Give every line from the entries that contains "obtiene".

[BEGIN INPUT]

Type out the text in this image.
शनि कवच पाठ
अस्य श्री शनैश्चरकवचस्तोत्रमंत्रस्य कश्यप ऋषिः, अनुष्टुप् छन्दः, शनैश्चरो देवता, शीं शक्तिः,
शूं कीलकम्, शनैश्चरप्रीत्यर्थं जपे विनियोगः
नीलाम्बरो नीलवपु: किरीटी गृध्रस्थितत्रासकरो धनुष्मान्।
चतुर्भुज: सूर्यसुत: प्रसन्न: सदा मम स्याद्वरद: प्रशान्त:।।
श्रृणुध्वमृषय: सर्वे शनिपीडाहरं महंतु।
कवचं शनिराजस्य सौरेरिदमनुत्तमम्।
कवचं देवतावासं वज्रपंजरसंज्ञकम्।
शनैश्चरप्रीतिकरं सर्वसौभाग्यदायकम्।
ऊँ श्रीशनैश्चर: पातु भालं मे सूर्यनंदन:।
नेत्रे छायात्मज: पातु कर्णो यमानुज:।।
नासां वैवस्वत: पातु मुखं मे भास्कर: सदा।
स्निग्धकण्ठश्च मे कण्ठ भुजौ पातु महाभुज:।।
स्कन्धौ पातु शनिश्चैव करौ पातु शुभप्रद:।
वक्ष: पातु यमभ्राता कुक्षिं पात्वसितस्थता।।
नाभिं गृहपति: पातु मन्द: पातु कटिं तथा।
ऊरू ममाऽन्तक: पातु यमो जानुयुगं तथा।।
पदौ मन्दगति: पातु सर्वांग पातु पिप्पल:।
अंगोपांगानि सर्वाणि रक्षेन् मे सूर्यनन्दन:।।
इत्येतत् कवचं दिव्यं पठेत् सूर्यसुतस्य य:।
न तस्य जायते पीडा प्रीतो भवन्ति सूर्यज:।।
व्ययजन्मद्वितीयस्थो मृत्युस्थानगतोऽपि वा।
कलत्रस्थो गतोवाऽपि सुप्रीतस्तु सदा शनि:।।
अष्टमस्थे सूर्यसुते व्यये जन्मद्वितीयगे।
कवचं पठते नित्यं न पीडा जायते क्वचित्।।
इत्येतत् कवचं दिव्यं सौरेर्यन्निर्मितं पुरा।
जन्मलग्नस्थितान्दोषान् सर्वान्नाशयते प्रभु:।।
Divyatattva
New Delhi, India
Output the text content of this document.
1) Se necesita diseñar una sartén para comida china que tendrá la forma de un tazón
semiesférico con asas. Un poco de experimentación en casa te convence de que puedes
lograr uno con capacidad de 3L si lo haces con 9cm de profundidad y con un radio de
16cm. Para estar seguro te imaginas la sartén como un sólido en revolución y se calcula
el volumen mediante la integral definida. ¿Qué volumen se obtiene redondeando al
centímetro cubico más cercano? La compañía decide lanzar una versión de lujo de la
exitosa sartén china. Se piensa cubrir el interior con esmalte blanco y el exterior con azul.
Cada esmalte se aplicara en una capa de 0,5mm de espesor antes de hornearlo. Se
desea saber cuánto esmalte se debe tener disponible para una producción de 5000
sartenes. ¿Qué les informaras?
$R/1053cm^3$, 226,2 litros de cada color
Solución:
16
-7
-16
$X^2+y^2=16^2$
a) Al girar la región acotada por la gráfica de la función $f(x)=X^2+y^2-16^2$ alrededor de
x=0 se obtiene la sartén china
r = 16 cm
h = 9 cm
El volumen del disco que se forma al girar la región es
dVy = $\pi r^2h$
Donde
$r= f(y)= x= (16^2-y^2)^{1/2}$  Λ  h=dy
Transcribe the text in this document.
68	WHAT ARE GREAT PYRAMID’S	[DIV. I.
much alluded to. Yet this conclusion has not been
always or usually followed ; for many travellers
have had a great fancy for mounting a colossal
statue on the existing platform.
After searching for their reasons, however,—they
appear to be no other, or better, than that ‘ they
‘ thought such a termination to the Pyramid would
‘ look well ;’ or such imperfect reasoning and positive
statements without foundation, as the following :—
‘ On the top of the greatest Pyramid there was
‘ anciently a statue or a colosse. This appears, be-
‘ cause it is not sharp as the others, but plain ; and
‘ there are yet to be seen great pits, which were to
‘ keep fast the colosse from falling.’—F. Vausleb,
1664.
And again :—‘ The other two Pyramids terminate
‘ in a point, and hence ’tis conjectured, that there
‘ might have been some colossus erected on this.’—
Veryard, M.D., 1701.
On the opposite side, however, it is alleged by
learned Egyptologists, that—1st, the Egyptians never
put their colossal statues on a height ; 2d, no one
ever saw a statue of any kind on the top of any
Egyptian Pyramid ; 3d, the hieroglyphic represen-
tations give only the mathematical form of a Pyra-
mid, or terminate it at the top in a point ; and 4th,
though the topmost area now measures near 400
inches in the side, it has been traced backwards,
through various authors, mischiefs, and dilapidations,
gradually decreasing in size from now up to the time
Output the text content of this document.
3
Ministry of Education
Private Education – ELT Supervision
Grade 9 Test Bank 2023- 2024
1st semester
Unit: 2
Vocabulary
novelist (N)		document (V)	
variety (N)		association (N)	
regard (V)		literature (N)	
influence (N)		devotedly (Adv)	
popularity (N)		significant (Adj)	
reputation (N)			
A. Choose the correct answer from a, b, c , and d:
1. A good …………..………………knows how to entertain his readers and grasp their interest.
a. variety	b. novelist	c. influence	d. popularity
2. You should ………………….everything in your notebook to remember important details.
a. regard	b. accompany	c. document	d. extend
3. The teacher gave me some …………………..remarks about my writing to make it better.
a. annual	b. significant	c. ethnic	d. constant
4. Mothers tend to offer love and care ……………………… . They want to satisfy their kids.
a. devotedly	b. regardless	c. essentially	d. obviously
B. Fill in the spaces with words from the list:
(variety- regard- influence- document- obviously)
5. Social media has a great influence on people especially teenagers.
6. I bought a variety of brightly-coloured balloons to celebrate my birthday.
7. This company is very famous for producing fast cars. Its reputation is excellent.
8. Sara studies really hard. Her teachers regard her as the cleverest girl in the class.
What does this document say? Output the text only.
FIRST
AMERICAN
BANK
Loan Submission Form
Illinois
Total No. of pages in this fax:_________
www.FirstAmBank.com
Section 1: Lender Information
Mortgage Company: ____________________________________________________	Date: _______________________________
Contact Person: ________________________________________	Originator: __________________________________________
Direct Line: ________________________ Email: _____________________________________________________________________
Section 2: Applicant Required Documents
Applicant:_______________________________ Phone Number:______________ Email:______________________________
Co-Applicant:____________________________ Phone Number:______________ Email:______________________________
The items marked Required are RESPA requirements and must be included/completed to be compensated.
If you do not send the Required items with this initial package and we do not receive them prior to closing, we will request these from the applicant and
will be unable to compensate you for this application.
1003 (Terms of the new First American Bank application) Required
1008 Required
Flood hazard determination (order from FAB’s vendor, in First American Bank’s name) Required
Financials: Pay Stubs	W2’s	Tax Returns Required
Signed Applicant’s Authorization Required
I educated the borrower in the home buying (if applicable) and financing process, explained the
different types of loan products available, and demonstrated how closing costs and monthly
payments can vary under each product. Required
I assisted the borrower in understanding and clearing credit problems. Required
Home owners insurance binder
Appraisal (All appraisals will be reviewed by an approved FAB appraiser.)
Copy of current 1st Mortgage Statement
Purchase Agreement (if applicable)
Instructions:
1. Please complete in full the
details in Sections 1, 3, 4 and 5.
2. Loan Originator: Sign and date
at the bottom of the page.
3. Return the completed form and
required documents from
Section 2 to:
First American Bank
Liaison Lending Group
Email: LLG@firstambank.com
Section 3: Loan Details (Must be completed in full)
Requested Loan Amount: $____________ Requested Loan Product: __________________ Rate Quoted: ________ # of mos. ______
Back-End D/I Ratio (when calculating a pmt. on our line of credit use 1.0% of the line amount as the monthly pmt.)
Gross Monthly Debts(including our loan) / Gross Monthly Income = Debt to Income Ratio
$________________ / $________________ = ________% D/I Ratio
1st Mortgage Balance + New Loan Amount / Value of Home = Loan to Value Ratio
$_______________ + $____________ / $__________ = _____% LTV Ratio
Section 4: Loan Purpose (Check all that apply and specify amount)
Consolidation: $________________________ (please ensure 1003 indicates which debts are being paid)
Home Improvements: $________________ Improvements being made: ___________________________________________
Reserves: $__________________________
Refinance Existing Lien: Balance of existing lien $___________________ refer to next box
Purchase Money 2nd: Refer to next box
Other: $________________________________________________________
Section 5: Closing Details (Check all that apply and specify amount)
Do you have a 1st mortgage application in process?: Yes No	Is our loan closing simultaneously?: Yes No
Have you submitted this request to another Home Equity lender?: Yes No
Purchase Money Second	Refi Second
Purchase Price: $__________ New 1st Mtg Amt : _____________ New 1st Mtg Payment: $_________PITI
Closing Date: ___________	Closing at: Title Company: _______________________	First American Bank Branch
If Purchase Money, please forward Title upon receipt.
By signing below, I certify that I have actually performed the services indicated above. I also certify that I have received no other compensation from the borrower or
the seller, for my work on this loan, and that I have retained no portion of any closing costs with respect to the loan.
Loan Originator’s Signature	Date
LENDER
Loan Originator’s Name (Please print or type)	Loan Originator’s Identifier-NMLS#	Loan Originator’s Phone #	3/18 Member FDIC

[END INPUT]

▶ [WRITTEN ANSWER]:
el volumen mediante la integral definida. ¿Qué volumen se obtiene redondeando al
x=0 se obtiene la sartén china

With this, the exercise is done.